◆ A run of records
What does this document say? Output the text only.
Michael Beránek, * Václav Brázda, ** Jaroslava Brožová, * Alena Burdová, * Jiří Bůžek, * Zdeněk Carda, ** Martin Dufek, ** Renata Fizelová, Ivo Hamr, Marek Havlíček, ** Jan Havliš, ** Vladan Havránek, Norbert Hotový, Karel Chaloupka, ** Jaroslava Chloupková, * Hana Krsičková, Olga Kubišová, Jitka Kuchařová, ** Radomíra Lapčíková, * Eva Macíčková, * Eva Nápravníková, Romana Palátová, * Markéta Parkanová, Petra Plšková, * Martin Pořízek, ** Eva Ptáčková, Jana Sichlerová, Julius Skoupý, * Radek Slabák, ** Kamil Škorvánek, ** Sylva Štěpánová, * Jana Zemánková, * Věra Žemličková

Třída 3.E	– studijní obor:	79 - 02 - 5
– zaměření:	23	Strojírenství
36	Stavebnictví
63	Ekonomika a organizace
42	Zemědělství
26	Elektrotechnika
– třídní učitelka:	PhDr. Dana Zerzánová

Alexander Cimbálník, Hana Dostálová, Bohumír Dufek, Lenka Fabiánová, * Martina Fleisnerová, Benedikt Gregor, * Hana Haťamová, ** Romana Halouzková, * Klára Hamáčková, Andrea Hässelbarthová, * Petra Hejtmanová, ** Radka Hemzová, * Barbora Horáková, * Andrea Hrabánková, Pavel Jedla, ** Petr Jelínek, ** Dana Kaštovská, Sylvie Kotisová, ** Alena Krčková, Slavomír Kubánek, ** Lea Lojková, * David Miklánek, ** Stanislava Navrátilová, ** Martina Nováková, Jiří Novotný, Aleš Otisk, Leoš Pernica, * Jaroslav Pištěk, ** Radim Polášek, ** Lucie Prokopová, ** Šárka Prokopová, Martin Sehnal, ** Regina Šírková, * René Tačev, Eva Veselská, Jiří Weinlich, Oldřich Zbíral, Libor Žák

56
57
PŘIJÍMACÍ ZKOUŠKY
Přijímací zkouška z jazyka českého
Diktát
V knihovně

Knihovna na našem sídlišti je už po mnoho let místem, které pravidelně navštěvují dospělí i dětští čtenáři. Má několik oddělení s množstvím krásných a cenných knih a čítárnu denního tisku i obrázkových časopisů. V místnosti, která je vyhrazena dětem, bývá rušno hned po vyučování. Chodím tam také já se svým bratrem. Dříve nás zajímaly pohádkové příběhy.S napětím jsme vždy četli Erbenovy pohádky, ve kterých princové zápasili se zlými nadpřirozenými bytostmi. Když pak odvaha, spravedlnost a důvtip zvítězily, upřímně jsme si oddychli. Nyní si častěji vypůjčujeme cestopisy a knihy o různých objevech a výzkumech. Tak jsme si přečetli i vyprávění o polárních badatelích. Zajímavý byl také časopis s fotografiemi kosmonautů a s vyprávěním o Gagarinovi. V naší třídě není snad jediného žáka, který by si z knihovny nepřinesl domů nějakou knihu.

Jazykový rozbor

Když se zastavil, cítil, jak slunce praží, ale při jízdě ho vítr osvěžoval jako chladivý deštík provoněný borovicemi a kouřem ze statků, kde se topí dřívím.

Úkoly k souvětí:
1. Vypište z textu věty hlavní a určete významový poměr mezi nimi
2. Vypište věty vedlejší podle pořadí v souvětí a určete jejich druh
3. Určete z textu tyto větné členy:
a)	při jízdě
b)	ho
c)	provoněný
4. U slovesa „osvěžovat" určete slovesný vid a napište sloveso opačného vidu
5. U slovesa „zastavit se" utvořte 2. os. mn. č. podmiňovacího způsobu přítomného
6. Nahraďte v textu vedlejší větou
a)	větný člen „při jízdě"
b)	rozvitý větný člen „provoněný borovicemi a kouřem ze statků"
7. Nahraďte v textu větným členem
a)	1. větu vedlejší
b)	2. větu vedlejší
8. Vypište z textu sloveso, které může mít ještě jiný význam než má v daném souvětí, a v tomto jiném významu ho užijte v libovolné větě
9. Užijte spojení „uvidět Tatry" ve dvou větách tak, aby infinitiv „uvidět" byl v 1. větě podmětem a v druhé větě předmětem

--

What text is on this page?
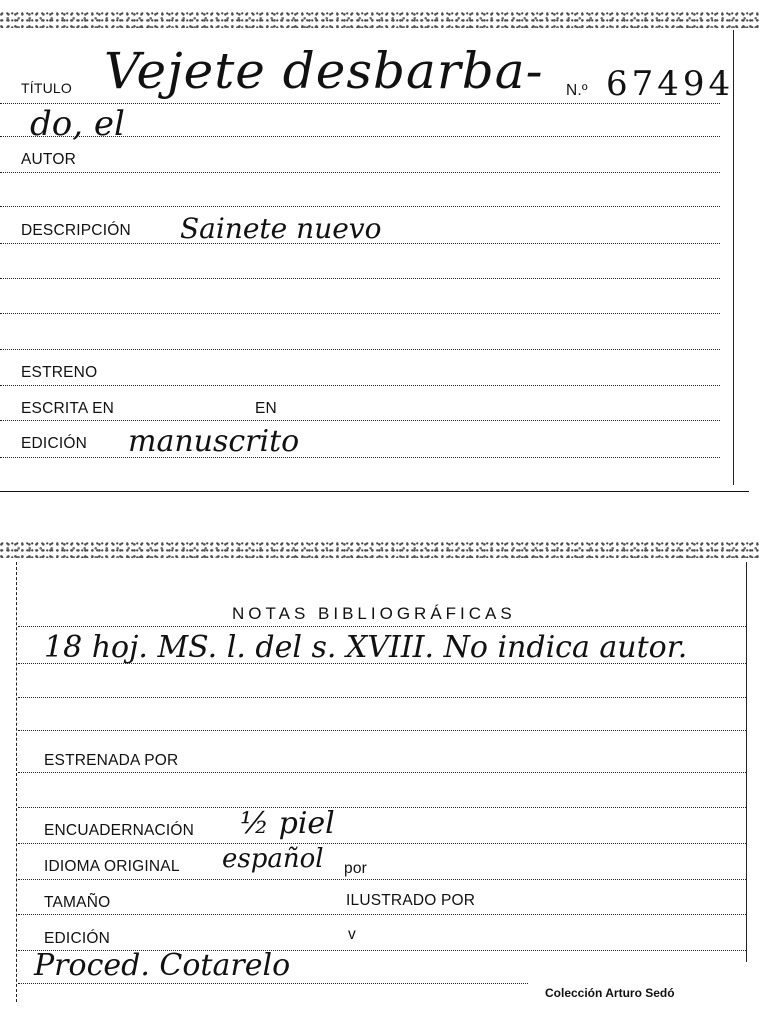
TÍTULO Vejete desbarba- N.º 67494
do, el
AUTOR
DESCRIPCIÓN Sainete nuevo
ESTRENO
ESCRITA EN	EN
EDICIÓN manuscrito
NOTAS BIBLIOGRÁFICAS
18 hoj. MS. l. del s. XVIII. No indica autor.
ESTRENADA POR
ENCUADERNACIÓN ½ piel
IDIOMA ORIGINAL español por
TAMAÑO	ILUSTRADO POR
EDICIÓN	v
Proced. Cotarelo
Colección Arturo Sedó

* * *

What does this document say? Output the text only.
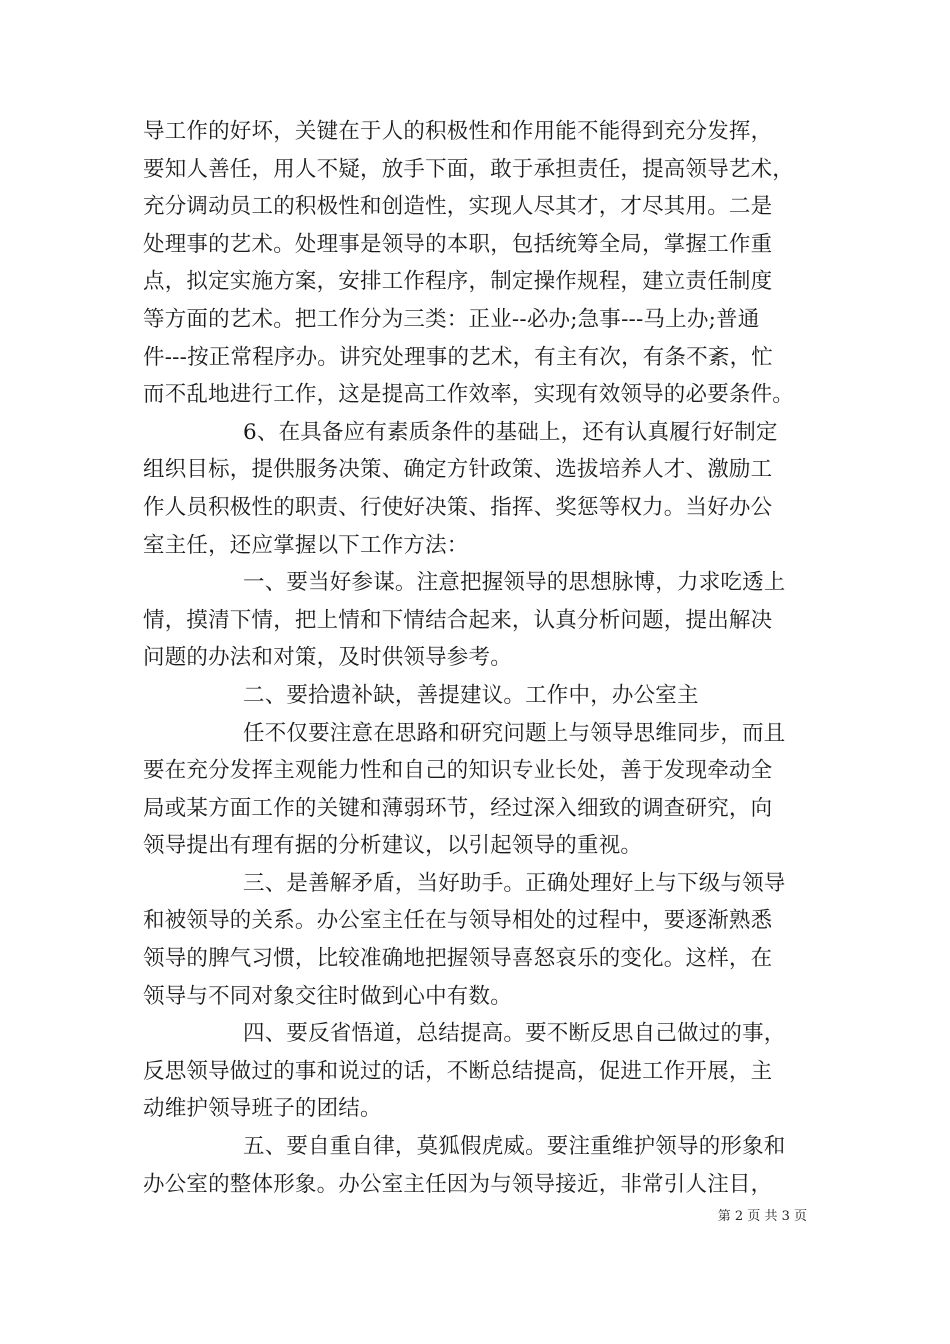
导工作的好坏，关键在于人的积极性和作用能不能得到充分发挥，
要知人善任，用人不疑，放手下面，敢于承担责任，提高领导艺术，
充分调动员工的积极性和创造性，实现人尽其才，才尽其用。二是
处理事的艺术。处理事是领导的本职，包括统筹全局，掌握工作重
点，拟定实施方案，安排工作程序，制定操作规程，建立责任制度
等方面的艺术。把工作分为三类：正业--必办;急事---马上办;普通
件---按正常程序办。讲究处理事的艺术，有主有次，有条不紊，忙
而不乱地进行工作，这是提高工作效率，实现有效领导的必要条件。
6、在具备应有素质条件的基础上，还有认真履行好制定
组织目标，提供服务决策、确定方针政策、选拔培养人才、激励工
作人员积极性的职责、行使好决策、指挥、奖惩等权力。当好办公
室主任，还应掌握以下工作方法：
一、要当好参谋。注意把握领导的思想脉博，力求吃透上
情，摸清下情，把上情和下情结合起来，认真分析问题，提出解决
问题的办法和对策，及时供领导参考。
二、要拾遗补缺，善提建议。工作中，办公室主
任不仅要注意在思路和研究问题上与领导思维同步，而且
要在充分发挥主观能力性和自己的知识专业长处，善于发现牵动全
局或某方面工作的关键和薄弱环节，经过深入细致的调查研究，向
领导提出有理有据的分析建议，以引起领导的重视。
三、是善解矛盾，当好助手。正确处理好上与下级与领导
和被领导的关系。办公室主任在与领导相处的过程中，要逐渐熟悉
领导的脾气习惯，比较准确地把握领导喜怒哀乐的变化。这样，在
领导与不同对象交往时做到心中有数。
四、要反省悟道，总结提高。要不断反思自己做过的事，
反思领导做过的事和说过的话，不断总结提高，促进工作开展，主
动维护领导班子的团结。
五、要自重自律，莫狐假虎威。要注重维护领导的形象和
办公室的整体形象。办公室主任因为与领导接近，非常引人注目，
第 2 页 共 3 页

◆ WORK INSTRUCTIONS
Looking at the entries above, how many lines contain the word "sloveso"? Answer with the number alone.

◆ RIGHT ANSWER
2